Task to carry out> Wherever a line in the data below holds "ſecundum", copy that line.

Source records>
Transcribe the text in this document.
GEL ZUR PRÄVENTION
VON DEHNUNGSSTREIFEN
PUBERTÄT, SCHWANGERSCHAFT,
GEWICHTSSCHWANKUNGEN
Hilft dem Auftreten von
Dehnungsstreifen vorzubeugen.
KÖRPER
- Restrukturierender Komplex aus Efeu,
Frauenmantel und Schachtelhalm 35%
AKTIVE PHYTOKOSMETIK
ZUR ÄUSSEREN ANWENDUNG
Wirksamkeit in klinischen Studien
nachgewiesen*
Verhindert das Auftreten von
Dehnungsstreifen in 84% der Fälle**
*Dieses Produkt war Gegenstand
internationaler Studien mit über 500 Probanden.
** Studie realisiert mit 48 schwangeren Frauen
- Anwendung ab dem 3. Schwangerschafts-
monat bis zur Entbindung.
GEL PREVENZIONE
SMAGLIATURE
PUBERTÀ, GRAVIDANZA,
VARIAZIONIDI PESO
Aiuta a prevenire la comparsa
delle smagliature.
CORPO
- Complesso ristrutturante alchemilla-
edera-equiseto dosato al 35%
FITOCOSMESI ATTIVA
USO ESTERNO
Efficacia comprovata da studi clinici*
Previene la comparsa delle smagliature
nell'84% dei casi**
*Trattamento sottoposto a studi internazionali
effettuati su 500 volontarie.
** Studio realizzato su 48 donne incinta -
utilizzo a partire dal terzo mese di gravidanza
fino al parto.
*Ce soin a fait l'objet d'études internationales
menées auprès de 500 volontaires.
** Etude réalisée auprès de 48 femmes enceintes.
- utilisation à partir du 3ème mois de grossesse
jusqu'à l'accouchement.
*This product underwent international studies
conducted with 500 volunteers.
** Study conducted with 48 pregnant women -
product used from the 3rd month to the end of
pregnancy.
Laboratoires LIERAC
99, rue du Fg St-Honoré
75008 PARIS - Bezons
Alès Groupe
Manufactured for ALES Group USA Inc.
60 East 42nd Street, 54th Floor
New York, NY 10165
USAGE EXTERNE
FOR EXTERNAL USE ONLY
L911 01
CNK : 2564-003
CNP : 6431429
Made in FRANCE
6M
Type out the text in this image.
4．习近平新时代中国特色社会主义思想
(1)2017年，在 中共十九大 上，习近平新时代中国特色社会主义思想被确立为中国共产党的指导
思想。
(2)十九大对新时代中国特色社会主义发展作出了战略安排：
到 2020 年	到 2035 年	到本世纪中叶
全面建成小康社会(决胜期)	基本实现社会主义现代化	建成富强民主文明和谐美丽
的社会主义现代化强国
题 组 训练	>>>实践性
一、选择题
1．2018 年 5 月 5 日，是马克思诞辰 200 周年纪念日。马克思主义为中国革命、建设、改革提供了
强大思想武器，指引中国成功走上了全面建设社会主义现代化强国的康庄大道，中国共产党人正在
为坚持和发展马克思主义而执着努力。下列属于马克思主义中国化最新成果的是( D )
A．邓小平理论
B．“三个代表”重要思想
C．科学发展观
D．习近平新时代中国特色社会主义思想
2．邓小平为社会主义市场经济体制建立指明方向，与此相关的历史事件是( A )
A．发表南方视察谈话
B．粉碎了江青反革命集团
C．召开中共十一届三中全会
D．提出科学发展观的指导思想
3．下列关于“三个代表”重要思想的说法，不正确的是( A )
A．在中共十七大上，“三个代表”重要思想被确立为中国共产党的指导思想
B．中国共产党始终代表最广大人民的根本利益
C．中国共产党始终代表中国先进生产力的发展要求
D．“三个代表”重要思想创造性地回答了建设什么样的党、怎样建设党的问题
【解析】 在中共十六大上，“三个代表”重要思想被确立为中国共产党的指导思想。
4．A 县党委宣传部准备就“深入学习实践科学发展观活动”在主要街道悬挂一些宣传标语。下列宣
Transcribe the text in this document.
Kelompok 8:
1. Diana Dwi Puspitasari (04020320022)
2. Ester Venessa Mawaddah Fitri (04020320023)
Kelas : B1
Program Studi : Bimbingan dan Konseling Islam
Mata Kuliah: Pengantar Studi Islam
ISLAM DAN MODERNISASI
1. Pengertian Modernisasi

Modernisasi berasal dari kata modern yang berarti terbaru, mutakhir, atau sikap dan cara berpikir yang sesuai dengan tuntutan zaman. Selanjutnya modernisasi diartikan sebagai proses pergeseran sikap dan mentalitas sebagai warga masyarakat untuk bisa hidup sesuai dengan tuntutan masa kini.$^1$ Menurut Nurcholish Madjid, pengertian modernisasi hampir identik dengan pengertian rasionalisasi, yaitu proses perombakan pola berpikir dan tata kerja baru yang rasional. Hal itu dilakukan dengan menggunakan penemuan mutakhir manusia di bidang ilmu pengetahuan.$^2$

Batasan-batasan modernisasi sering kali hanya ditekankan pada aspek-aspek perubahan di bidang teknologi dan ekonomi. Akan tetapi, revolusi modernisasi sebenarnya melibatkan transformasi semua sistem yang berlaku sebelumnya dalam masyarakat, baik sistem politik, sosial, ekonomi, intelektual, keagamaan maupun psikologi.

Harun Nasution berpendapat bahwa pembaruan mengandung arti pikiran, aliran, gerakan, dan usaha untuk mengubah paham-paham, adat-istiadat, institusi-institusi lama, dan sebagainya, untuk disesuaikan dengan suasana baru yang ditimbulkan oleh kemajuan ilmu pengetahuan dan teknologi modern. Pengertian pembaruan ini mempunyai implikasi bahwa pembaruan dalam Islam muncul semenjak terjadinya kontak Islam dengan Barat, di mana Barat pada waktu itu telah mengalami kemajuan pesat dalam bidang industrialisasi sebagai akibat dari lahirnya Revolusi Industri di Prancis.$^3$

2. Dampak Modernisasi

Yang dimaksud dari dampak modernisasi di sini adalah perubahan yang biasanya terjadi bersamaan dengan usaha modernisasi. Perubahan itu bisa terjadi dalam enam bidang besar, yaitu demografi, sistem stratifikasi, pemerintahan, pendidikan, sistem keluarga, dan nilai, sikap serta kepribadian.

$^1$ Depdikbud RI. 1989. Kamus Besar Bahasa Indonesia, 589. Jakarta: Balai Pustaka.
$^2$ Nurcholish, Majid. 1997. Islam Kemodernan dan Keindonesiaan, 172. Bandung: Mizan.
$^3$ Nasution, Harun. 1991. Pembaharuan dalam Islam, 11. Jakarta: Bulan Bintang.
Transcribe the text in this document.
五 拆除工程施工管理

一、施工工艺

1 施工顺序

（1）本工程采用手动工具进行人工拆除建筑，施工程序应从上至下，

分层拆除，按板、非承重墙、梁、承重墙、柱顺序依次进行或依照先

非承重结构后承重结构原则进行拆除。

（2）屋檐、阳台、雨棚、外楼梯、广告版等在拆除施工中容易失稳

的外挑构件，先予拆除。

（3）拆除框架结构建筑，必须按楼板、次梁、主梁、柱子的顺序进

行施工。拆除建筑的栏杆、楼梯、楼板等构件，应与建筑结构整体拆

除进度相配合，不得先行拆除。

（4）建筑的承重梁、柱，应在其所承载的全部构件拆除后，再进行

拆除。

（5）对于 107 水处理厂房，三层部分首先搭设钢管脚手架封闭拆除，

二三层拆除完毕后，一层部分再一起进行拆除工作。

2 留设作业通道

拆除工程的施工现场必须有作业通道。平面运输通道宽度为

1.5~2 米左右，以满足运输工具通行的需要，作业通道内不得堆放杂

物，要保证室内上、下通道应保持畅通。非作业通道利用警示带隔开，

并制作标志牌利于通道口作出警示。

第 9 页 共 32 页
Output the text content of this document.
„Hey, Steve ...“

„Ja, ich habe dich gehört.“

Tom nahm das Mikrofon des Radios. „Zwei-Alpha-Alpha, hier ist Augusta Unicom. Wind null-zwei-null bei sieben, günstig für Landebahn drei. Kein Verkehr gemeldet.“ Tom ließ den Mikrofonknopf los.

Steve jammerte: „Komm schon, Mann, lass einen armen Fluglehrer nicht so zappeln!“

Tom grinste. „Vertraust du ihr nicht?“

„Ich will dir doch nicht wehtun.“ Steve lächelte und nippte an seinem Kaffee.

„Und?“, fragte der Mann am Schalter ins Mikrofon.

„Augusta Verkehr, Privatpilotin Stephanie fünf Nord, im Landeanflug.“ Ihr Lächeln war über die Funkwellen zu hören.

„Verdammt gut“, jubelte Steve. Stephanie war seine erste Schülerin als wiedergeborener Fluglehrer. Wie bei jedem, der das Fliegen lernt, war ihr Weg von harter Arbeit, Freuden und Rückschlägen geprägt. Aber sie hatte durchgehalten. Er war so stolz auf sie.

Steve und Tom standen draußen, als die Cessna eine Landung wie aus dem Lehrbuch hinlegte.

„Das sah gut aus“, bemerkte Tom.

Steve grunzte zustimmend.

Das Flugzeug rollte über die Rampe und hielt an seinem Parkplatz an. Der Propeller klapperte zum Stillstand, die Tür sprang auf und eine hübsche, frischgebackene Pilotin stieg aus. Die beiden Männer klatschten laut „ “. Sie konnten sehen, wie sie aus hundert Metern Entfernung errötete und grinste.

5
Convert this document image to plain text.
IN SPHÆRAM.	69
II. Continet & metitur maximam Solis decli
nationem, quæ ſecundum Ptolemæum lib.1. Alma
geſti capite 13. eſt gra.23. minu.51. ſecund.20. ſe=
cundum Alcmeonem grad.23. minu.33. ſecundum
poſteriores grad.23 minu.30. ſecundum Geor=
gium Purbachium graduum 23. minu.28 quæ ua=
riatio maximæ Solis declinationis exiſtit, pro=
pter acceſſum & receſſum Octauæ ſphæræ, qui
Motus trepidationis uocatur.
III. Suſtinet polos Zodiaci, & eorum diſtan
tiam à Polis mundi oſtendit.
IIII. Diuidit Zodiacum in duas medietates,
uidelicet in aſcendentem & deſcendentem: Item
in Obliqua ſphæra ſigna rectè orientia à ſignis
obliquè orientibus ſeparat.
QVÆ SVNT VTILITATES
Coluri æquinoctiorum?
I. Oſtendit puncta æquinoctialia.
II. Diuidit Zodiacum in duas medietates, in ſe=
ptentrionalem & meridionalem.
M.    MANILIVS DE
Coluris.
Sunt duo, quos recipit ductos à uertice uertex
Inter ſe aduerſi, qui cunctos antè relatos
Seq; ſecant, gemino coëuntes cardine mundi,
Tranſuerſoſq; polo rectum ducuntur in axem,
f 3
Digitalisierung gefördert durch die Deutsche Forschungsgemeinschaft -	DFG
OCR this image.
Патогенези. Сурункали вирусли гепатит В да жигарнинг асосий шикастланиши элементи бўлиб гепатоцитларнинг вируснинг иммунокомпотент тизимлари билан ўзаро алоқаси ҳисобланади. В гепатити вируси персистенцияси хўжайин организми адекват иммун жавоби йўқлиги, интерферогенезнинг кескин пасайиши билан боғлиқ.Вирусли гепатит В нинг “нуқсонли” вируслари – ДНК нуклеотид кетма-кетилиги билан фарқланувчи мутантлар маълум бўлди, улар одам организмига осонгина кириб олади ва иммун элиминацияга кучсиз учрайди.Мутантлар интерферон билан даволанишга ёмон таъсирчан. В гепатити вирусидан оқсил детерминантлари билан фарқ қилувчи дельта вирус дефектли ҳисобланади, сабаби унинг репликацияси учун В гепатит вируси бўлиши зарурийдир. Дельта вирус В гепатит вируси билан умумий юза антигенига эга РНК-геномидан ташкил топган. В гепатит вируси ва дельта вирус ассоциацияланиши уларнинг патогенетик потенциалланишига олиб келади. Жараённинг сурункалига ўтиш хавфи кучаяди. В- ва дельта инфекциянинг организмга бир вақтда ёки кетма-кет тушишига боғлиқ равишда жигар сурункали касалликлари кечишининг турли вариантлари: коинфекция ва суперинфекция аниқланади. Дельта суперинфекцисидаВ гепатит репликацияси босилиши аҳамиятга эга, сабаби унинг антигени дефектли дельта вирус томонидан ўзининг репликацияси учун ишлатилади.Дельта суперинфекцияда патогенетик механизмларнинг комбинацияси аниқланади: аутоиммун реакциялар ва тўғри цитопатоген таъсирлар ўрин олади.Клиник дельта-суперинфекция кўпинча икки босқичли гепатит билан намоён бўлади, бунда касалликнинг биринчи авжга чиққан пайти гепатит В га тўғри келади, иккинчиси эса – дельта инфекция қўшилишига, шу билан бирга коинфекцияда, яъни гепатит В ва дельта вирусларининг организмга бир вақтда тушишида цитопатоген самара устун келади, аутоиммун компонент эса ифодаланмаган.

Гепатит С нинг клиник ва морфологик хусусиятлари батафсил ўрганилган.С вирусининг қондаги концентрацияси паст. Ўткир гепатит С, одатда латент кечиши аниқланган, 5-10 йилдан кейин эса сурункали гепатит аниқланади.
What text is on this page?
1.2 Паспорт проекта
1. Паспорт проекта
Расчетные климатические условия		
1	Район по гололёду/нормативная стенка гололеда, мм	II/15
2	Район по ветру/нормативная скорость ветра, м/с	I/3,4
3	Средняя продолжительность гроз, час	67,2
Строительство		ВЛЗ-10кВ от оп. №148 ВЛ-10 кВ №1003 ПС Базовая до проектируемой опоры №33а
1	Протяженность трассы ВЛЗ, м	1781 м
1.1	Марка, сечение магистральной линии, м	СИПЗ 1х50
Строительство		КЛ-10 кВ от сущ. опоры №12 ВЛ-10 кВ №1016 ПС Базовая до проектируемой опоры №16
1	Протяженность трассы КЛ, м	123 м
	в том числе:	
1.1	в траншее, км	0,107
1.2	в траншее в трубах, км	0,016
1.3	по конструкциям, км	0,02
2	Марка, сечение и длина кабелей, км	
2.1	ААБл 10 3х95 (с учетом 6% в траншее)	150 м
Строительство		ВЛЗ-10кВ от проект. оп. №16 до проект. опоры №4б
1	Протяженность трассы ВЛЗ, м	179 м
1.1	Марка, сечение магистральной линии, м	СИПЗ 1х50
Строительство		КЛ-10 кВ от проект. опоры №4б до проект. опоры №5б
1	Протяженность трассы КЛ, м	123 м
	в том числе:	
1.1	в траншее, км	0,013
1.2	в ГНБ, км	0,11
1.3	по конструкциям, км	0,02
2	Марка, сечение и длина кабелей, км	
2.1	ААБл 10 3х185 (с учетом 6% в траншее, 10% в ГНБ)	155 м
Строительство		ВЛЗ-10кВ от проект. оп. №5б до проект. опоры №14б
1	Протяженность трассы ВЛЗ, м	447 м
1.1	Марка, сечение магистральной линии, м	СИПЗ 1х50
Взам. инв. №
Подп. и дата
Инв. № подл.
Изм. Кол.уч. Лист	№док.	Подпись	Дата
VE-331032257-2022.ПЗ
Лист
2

Exercise answer>
nationem, quæ ſecundum Ptolemæum lib.1. Alma
cundum Alcmeonem grad.23. minu.33. ſecundum
poſteriores grad.23 minu.30. ſecundum Geor=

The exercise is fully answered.